* _Your goal_: Reproduce the listing below without changes, except that pictures are left out.

* _Input for this task_:
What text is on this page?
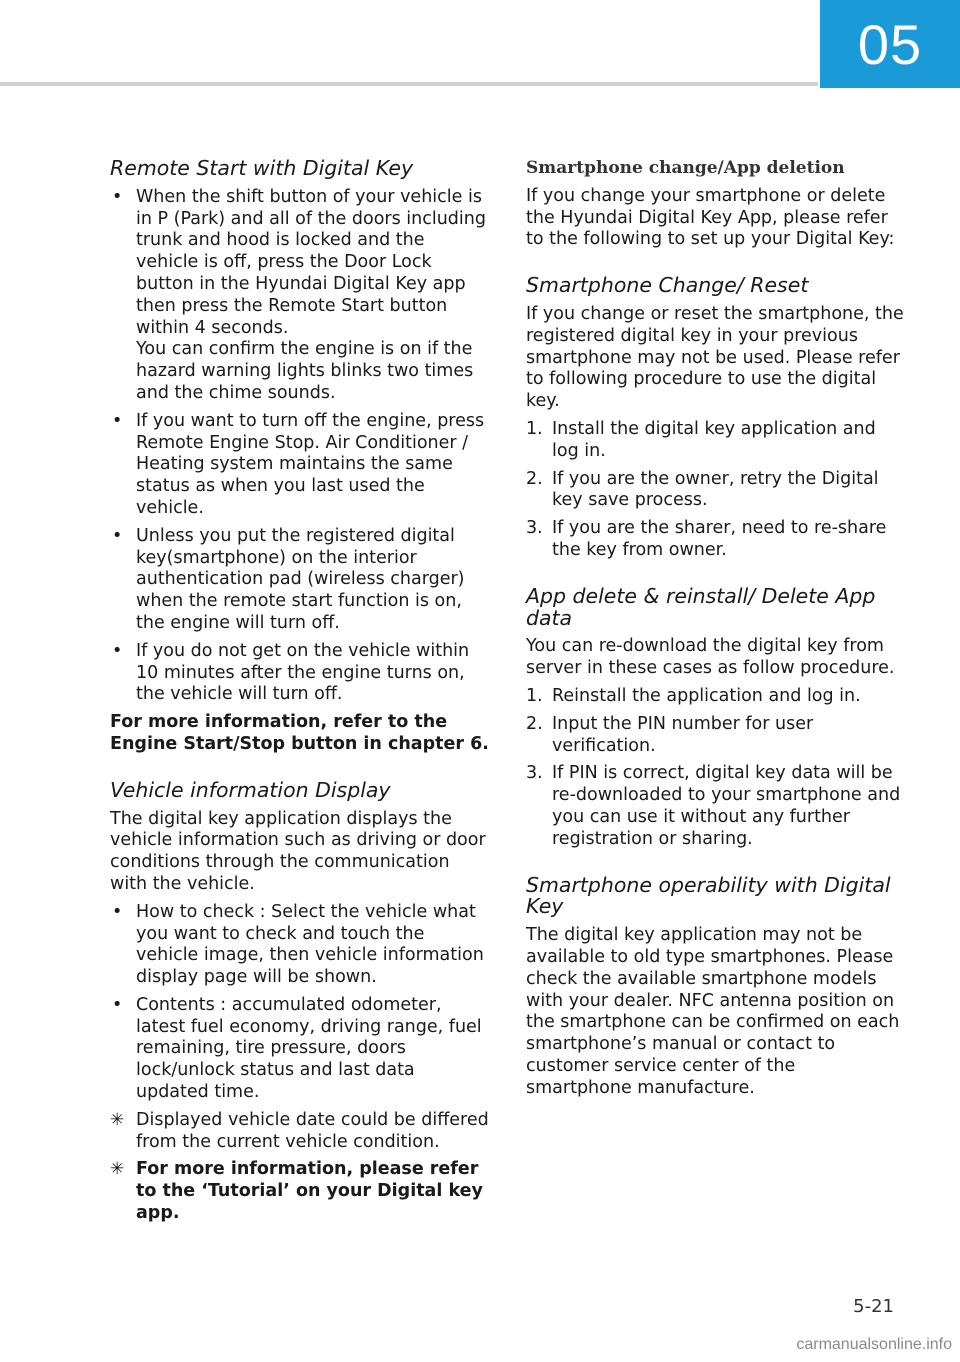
05
Remote Start with Digital Key
• When the shift button of your vehicle is in P (Park) and all of the doors including trunk and hood is locked and the vehicle is off, press the Door Lock button in the Hyundai Digital Key app then press the Remote Start button within 4 seconds.
You can confirm the engine is on if the hazard warning lights blinks two times and the chime sounds.
• If you want to turn off the engine, press Remote Engine Stop. Air Conditioner / Heating system maintains the same status as when you last used the vehicle.
• Unless you put the registered digital key(smartphone) on the interior authentication pad (wireless charger) when the remote start function is on, the engine will turn off.
• If you do not get on the vehicle within 10 minutes after the engine turns on, the vehicle will turn off.

For more information, refer to the Engine Start/Stop button in chapter 6.

Vehicle information Display

The digital key application displays the vehicle information such as driving or door conditions through the communication with the vehicle.

• How to check : Select the vehicle what you want to check and touch the vehicle image, then vehicle information display page will be shown.
• Contents : accumulated odometer, latest fuel economy, driving range, fuel remaining, tire pressure, doors lock/unlock status and last data updated time.
✳ Displayed vehicle date could be differed from the current vehicle condition.
✳ For more information, please refer to the ‘Tutorial’ on your Digital key app.
Smartphone change/App deletion

If you change your smartphone or delete the Hyundai Digital Key App, please refer to the following to set up your Digital Key:

Smartphone Change/ Reset

If you change or reset the smartphone, the registered digital key in your previous smartphone may not be used. Please refer to following procedure to use the digital key.

1. Install the digital key application and log in.
2. If you are the owner, retry the Digital key save process.
3. If you are the sharer, need to re-share the key from owner.
App delete & reinstall/ Delete App data

You can re-download the digital key from server in these cases as follow procedure.

1. Reinstall the application and log in.
2. Input the PIN number for user verification.
3. If PIN is correct, digital key data will be re-downloaded to your smartphone and you can use it without any further registration or sharing.
Smartphone operability with Digital Key

The digital key application may not be available to old type smartphones. Please check the available smartphone models with your dealer. NFC antenna position on the smartphone can be confirmed on each smartphone’s manual or contact to customer service center of the smartphone manufacture.

5-21
carmanualsonline.info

* _Finished answer_:
What text is on this page?
05
Remote Start with Digital Key
• When the shift button of your vehicle is in P (Park) and all of the doors including trunk and hood is locked and the vehicle is off, press the Door Lock button in the Hyundai Digital Key app then press the Remote Start button within 4 seconds.
You can confirm the engine is on if the hazard warning lights blinks two times and the chime sounds.
• If you want to turn off the engine, press Remote Engine Stop. Air Conditioner / Heating system maintains the same status as when you last used the vehicle.
• Unless you put the registered digital key(smartphone) on the interior authentication pad (wireless charger) when the remote start function is on, the engine will turn off.
• If you do not get on the vehicle within 10 minutes after the engine turns on, the vehicle will turn off.

For more information, refer to the Engine Start/Stop button in chapter 6.

Vehicle information Display

The digital key application displays the vehicle information such as driving or door conditions through the communication with the vehicle.

• How to check : Select the vehicle what you want to check and touch the vehicle image, then vehicle information display page will be shown.
• Contents : accumulated odometer, latest fuel economy, driving range, fuel remaining, tire pressure, doors lock/unlock status and last data updated time.
✳ Displayed vehicle date could be differed from the current vehicle condition.
✳ For more information, please refer to the ‘Tutorial’ on your Digital key app.
Smartphone change/App deletion

If you change your smartphone or delete the Hyundai Digital Key App, please refer to the following to set up your Digital Key:

Smartphone Change/ Reset

If you change or reset the smartphone, the registered digital key in your previous smartphone may not be used. Please refer to following procedure to use the digital key.

1. Install the digital key application and log in.
2. If you are the owner, retry the Digital key save process.
3. If you are the sharer, need to re-share the key from owner.
App delete & reinstall/ Delete App data

You can re-download the digital key from server in these cases as follow procedure.

1. Reinstall the application and log in.
2. Input the PIN number for user verification.
3. If PIN is correct, digital key data will be re-downloaded to your smartphone and you can use it without any further registration or sharing.
Smartphone operability with Digital Key

The digital key application may not be available to old type smartphones. Please check the available smartphone models with your dealer. NFC antenna position on the smartphone can be confirmed on each smartphone’s manual or contact to customer service center of the smartphone manufacture.

5-21
carmanualsonline.info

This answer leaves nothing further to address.